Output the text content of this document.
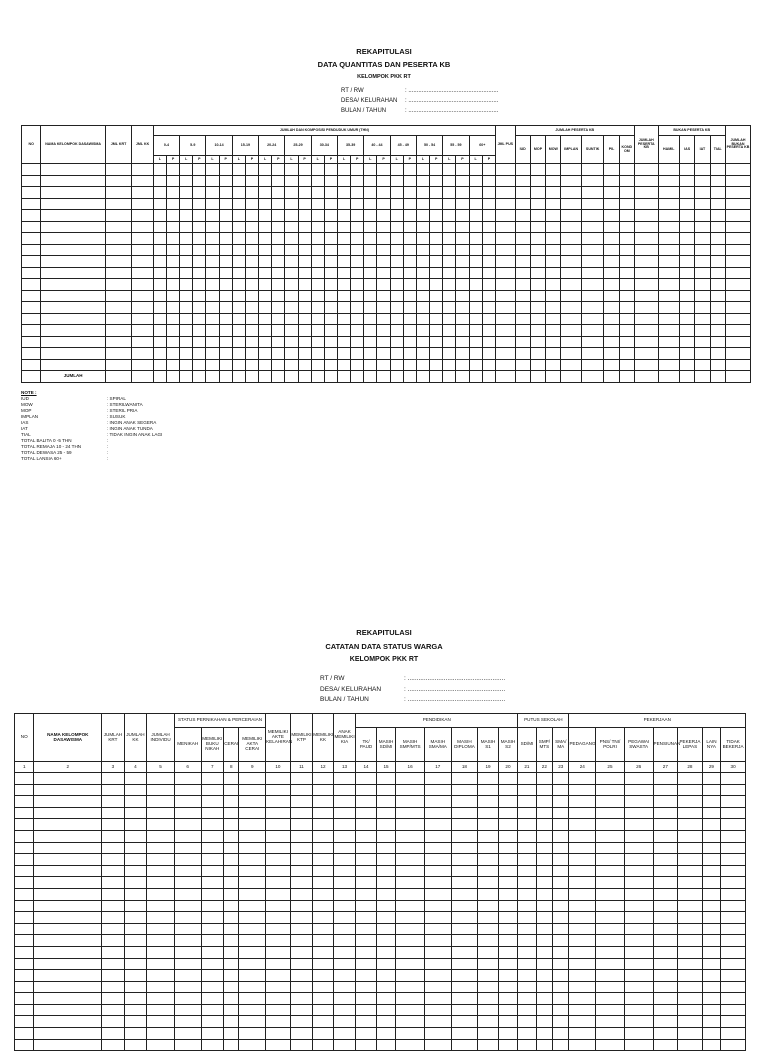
REKAPITULASI
DATA QUANTITAS DAN PESERTA KB
KELOMPOK PKK RT
RT / RW	: ......................................................
DESA/ KELURAHAN : ......................................................
BULAN / TAHUN	: ......................................................
NO	NAMA KELOMPOK DASAWISMA	JML KRT	JML KK	JUMLAH DAN KOMPOSISI PENDUDUK UMUR (THN)																										JML PUS	JUMLAH PESERTA KB							JUMLAH PESERTA KB	BUKAN PESERTA KB				JUMLAH BUKAN PESERTA KB
				0-4		5-9		10-14		15-19		20-24		25-29		30-34		35-39		40 - 44		45 - 49		50 - 54		55 - 59		60+			IUD	MOP	MOW	IMPLAN	SUNTIK	PIL	KOND OM		HAMIL	IAS	IAT	TIAL	
				L	P	L	P	L	P	L	P	L	P	L	P	L	P	L	P	L	P	L	P	L	P	L	P	L	P														

	JUMLAH																																										
NOTE :
IUD	: SPIRAL
MOW	: STERILWANITA
MOP	: STERIL PRIA
IMPLAN	: SUSUK
IAS	: INGIN ANAK SEGERA
IAT	: INGIN ANAK TUNDA
TIAL	: TIDAK INGIN ANAK LAGI
TOTAL BALITA 0 -5 THN	:
TOTAL REMAJA 10 - 24 THN	:
TOTAL DEWASA 25 - 59	:
TOTAL LANSIA 60+	:
REKAPITULASI
CATATAN DATA STATUS WARGA
KELOMPOK PKK RT
RT / RW	: ......................................................
DESA/ KELURAHAN	: ......................................................
BULAN / TAHUN	: ......................................................
NO	NAMA KELOMPOK DASAWISMA	JUMLAH KRT	JUMLAH KK	JUMLAH INDIVIDU	STATUS PERNIKAHAN & PERCERAIAN				MEMILIKI AKTE KELAHIRAN	MEMILIKI KTP	MEMILIKI KK	ANAK MEMILIKI KIA	PENDIDIKAN							PUTUS SEKOLAH			PEKERJAAN						
					MENIKAH	MEMILIKI BUKU NIKAH	CERAI	MEMILIKI AKTA CERAI					TK/ PAUD	MASIH SD/MI	MASIH SMP/MTS	MASIH SMA/MA	MASIH DIPLOMA	MASIH S1	MASIH S2	SD/MI	SMP/ MTS	SMA/ MA	PEDAGANG	PNS/ TNI/ POLRI	PEGAWAI SWASTA	PENSIUNAN	PEKERJA LEPAS	LAIN NYA	TIDAK BEKERJA
1	2	3	4	5	6	7	8	9	10	11	12	13	14	15	16	17	18	19	20	21	22	23	24	25	26	27	28	29	30
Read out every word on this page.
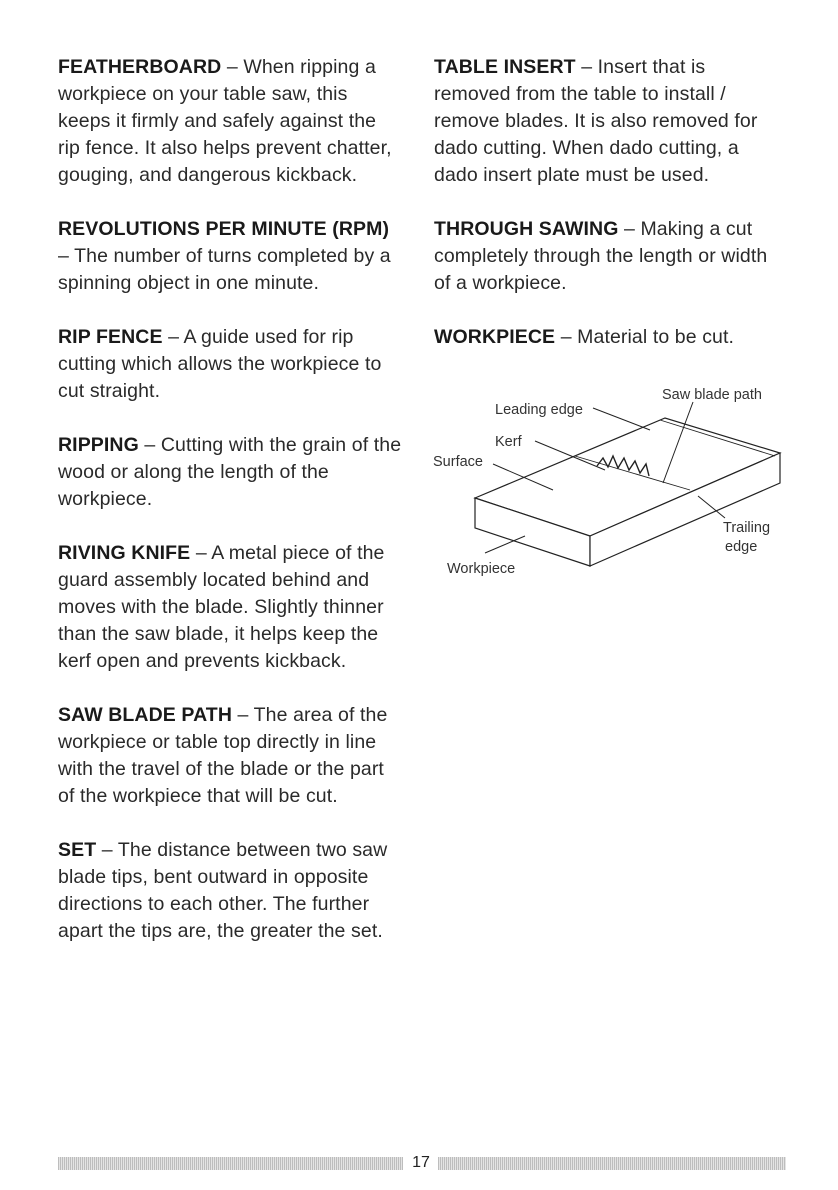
FEATHERBOARD – When ripping a workpiece on your table saw, this keeps it firmly and safely against the rip fence. It also helps prevent chatter, gouging, and dangerous kickback.

REVOLUTIONS PER MINUTE (RPM) – The number of turns completed by a spinning object in one minute.

RIP FENCE – A guide used for rip cutting which allows the workpiece to cut straight.

RIPPING – Cutting with the grain of the wood or along the length of the workpiece.

RIVING KNIFE – A metal piece of the guard assembly located behind and moves with the blade. Slightly thinner than the saw blade, it helps keep the kerf open and prevents kickback.

SAW BLADE PATH – The area of the workpiece or table top directly in line with the travel of the blade or the part of the workpiece that will be cut.

SET – The distance between two saw blade tips, bent outward in opposite directions to each other. The further apart the tips are, the greater the set.

TABLE INSERT – Insert that is removed from the table to install / remove blades. It is also removed for dado cutting. When dado cutting, a dado insert plate must be used.

THROUGH SAWING – Making a cut completely through the length or width of a workpiece.

WORKPIECE – Material to be cut.

Saw blade path
Leading edge
Kerf
Surface
Trailing
edge
Workpiece
17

_____

Make an exact copy of the data, leaving its pictures out.

Output the text content of this document.
REKAPITULASI
DATA QUANTITAS DAN PESERTA KB
KELOMPOK PKK RT
RT / RW	: ......................................................
DESA/ KELURAHAN : ......................................................
BULAN / TAHUN	: ......................................................
NO	NAMA KELOMPOK DASAWISMA	JML KRT	JML KK	JUMLAH DAN KOMPOSISI PENDUDUK UMUR (THN)																										JML PUS	JUMLAH PESERTA KB							JUMLAH PESERTA KB	BUKAN PESERTA KB				JUMLAH BUKAN PESERTA KB
				0-4		5-9		10-14		15-19		20-24		25-29		30-34		35-39		40 - 44		45 - 49		50 - 54		55 - 59		60+			IUD	MOP	MOW	IMPLAN	SUNTIK	PIL	KOND OM		HAMIL	IAS	IAT	TIAL	
				L	P	L	P	L	P	L	P	L	P	L	P	L	P	L	P	L	P	L	P	L	P	L	P	L	P														

	JUMLAH																																										
NOTE :
IUD	: SPIRAL
MOW	: STERILWANITA
MOP	: STERIL PRIA
IMPLAN	: SUSUK
IAS	: INGIN ANAK SEGERA
IAT	: INGIN ANAK TUNDA
TIAL	: TIDAK INGIN ANAK LAGI
TOTAL BALITA 0 -5 THN	:
TOTAL REMAJA 10 - 24 THN	:
TOTAL DEWASA 25 - 59	:
TOTAL LANSIA 60+	:
REKAPITULASI
CATATAN DATA STATUS WARGA
KELOMPOK PKK RT
RT / RW	: ......................................................
DESA/ KELURAHAN	: ......................................................
BULAN / TAHUN	: ......................................................
NO	NAMA KELOMPOK DASAWISMA	JUMLAH KRT	JUMLAH KK	JUMLAH INDIVIDU	STATUS PERNIKAHAN & PERCERAIAN				MEMILIKI AKTE KELAHIRAN	MEMILIKI KTP	MEMILIKI KK	ANAK MEMILIKI KIA	PENDIDIKAN							PUTUS SEKOLAH			PEKERJAAN						
					MENIKAH	MEMILIKI BUKU NIKAH	CERAI	MEMILIKI AKTA CERAI					TK/ PAUD	MASIH SD/MI	MASIH SMP/MTS	MASIH SMA/MA	MASIH DIPLOMA	MASIH S1	MASIH S2	SD/MI	SMP/ MTS	SMA/ MA	PEDAGANG	PNS/ TNI/ POLRI	PEGAWAI SWASTA	PENSIUNAN	PEKERJA LEPAS	LAIN NYA	TIDAK BEKERJA
1	2	3	4	5	6	7	8	9	10	11	12	13	14	15	16	17	18	19	20	21	22	23	24	25	26	27	28	29	30
Read out every word on this page.
FEATHERBOARD – When ripping a workpiece on your table saw, this keeps it firmly and safely against the rip fence. It also helps prevent chatter, gouging, and dangerous kickback.

REVOLUTIONS PER MINUTE (RPM) – The number of turns completed by a spinning object in one minute.

RIP FENCE – A guide used for rip cutting which allows the workpiece to cut straight.

RIPPING – Cutting with the grain of the wood or along the length of the workpiece.

RIVING KNIFE – A metal piece of the guard assembly located behind and moves with the blade. Slightly thinner than the saw blade, it helps keep the kerf open and prevents kickback.

SAW BLADE PATH – The area of the workpiece or table top directly in line with the travel of the blade or the part of the workpiece that will be cut.

SET – The distance between two saw blade tips, bent outward in opposite directions to each other. The further apart the tips are, the greater the set.

TABLE INSERT – Insert that is removed from the table to install / remove blades. It is also removed for dado cutting. When dado cutting, a dado insert plate must be used.

THROUGH SAWING – Making a cut completely through the length or width of a workpiece.

WORKPIECE – Material to be cut.

Saw blade path
Leading edge
Kerf
Surface
Trailing
edge
Workpiece
17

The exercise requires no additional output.